> **What is required**:
Find every line with the word "JSON". Copy those lines.

> **Materials provided**:
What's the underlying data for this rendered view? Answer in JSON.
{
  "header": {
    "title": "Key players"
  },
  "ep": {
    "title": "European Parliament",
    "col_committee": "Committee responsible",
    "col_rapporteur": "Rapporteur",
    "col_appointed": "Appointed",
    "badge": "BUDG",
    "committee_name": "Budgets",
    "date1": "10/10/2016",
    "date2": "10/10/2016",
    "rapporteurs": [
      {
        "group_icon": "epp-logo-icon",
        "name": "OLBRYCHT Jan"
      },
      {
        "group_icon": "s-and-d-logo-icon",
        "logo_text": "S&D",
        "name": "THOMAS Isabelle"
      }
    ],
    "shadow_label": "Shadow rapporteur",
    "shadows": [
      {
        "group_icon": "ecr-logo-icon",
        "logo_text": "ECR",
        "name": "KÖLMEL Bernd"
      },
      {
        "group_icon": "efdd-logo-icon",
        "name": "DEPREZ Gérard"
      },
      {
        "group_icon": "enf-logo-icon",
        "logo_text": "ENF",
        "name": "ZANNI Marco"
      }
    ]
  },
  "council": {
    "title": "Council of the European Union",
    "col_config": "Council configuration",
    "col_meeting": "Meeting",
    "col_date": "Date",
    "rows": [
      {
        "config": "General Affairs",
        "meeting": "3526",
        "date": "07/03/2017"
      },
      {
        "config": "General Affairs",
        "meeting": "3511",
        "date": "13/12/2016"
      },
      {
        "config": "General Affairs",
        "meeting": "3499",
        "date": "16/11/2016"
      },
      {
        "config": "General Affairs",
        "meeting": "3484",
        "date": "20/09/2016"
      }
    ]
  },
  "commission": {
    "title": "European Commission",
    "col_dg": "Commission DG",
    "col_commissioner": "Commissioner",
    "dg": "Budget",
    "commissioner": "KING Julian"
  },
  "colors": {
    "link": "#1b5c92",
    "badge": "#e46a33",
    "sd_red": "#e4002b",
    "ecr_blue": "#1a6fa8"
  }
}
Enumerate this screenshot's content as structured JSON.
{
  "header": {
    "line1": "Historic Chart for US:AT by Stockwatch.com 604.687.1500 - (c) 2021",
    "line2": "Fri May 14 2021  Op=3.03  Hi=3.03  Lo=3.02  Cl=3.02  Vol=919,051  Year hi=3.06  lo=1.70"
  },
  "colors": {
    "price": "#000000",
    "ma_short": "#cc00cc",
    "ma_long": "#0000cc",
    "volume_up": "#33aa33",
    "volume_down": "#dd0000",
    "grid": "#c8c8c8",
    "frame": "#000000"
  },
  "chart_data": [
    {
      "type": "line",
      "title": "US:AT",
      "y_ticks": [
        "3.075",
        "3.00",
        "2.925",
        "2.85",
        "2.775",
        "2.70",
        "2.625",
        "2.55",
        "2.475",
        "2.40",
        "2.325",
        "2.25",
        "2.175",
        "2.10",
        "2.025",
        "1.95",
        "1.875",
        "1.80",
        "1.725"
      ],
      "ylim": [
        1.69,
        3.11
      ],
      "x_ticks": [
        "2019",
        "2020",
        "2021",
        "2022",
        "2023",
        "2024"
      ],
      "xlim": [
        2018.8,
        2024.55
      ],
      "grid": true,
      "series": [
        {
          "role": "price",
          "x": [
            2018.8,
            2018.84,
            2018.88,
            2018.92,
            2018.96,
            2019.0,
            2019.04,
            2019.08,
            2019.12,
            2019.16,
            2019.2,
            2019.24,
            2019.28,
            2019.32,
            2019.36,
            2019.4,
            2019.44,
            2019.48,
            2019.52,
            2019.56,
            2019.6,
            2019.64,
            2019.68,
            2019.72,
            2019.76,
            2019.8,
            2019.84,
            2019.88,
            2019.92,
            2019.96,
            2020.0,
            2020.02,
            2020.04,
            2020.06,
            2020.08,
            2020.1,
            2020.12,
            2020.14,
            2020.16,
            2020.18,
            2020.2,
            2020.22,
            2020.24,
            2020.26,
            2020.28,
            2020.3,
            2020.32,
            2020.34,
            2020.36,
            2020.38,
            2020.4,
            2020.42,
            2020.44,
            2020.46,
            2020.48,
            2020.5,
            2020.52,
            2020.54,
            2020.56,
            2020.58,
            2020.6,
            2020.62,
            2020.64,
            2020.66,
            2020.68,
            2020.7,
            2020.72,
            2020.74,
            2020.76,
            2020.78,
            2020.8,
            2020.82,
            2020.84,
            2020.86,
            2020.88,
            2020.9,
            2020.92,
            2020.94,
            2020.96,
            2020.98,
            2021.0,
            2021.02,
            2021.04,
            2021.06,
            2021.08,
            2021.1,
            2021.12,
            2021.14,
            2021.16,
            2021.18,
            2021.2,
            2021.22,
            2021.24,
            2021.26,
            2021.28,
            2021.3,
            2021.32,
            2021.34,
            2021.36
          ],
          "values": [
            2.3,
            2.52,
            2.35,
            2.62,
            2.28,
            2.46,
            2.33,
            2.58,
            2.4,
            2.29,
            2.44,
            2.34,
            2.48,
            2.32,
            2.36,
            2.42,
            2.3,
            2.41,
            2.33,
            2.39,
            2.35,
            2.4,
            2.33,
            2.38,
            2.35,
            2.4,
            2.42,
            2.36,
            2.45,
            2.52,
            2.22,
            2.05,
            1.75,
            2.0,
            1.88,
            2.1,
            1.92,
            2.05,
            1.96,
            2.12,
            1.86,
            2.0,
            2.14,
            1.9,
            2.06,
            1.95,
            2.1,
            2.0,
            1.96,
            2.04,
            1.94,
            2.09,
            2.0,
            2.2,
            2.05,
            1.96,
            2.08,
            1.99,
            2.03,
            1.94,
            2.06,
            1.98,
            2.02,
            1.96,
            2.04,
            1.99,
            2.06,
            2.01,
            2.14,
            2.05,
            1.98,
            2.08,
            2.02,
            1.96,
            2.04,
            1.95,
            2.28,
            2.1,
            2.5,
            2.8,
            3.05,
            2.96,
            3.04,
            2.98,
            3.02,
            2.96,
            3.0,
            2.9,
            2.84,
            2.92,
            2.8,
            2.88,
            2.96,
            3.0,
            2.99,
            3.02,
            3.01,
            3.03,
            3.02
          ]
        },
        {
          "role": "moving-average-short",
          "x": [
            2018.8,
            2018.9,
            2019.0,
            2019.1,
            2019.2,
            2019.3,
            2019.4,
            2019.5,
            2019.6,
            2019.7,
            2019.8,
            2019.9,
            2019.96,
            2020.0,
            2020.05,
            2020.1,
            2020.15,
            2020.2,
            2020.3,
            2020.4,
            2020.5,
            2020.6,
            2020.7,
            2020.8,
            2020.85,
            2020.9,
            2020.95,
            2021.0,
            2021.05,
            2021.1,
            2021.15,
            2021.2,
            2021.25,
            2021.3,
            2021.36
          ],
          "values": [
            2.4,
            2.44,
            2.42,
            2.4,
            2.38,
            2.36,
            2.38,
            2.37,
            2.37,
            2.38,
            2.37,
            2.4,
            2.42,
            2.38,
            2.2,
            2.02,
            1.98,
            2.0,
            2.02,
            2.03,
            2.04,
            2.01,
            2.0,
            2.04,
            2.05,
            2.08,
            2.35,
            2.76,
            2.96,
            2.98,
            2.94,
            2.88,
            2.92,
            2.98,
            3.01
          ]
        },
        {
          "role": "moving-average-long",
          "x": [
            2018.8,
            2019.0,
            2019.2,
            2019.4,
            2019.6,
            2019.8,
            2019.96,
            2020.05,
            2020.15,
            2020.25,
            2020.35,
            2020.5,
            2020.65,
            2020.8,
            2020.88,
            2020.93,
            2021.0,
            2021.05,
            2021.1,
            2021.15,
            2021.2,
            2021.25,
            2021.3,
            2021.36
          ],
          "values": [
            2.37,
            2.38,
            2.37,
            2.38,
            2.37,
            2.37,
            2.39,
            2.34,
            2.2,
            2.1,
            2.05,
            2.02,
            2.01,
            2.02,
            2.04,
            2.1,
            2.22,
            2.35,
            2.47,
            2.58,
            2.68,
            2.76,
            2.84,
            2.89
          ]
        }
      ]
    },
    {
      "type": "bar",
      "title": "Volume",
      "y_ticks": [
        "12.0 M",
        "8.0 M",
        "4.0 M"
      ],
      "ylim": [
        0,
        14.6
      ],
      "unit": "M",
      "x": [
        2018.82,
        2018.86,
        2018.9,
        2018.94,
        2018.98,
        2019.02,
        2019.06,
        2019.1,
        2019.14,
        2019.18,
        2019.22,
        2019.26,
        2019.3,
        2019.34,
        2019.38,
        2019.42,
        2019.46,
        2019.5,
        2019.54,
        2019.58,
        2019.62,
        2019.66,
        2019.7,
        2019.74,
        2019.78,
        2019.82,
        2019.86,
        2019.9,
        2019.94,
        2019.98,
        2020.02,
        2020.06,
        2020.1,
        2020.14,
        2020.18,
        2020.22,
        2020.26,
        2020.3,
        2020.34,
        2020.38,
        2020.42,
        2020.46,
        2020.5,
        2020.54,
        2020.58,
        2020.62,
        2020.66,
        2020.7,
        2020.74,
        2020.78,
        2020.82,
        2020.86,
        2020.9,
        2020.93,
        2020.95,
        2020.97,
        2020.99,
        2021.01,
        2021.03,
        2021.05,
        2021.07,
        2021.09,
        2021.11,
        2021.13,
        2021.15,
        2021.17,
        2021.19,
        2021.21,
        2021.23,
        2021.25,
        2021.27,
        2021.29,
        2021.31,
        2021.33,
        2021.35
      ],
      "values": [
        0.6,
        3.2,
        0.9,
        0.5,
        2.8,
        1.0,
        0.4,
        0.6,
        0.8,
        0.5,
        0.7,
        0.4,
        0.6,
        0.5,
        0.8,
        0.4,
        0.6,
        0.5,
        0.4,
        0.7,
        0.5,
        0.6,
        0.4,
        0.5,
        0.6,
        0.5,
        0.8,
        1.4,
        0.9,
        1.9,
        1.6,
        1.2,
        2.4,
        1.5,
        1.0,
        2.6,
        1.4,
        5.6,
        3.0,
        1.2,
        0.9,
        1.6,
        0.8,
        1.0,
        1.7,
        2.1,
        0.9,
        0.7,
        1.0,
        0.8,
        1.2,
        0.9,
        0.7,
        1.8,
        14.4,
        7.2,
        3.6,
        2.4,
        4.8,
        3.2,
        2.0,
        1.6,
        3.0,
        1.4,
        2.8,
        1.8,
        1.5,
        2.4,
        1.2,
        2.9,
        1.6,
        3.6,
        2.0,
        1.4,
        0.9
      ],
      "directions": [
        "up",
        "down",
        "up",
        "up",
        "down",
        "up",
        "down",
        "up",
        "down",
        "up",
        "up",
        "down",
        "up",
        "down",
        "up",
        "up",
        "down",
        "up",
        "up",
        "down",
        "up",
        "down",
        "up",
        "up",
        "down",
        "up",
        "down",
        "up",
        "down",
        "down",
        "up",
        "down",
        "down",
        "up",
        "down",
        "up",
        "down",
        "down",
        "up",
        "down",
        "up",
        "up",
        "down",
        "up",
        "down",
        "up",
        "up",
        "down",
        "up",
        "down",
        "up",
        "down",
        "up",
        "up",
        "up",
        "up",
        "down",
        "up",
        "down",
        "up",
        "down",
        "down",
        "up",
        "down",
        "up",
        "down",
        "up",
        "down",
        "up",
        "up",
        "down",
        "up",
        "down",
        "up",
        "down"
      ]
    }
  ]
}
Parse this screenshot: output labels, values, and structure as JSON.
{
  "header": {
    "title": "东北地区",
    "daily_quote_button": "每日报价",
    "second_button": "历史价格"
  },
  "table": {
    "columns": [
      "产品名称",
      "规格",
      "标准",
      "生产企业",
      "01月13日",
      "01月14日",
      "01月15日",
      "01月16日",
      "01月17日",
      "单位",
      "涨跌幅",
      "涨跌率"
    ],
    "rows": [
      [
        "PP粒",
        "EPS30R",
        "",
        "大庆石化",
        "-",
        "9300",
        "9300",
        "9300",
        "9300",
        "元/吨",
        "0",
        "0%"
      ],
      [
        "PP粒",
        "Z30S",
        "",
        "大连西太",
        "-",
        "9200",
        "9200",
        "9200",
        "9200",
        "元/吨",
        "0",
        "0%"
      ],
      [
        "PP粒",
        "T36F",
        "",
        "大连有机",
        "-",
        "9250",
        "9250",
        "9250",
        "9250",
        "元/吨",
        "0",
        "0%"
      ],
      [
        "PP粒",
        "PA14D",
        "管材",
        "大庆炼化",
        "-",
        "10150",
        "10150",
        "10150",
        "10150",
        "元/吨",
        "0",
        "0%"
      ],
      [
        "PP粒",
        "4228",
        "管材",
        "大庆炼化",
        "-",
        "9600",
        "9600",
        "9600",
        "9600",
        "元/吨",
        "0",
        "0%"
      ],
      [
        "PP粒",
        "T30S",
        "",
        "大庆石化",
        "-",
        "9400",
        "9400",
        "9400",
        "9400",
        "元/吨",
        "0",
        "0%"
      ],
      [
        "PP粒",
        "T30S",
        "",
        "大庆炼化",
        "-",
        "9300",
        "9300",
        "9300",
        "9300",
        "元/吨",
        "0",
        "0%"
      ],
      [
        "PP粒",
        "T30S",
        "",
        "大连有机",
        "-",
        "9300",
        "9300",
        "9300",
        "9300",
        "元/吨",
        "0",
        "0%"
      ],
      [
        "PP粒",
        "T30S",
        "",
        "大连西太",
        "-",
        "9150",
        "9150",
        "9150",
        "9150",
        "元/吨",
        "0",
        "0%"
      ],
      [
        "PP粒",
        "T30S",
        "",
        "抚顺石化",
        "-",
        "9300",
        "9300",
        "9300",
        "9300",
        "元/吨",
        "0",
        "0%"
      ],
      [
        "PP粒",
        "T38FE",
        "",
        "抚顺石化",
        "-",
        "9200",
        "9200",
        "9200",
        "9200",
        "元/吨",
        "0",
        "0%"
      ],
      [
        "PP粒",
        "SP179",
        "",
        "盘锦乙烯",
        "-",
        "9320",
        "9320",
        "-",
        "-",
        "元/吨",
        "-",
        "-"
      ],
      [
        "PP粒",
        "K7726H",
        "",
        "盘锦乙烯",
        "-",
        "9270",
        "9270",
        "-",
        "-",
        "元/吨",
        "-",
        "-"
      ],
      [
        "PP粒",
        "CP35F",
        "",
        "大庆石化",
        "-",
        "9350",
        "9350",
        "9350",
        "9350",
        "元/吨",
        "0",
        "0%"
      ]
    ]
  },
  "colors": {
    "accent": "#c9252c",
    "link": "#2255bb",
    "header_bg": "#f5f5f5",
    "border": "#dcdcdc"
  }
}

> **Exercise result**:
What's the underlying data for this rendered view? Answer in JSON.
Enumerate this screenshot's content as structured JSON.
Parse this screenshot: output labels, values, and structure as JSON.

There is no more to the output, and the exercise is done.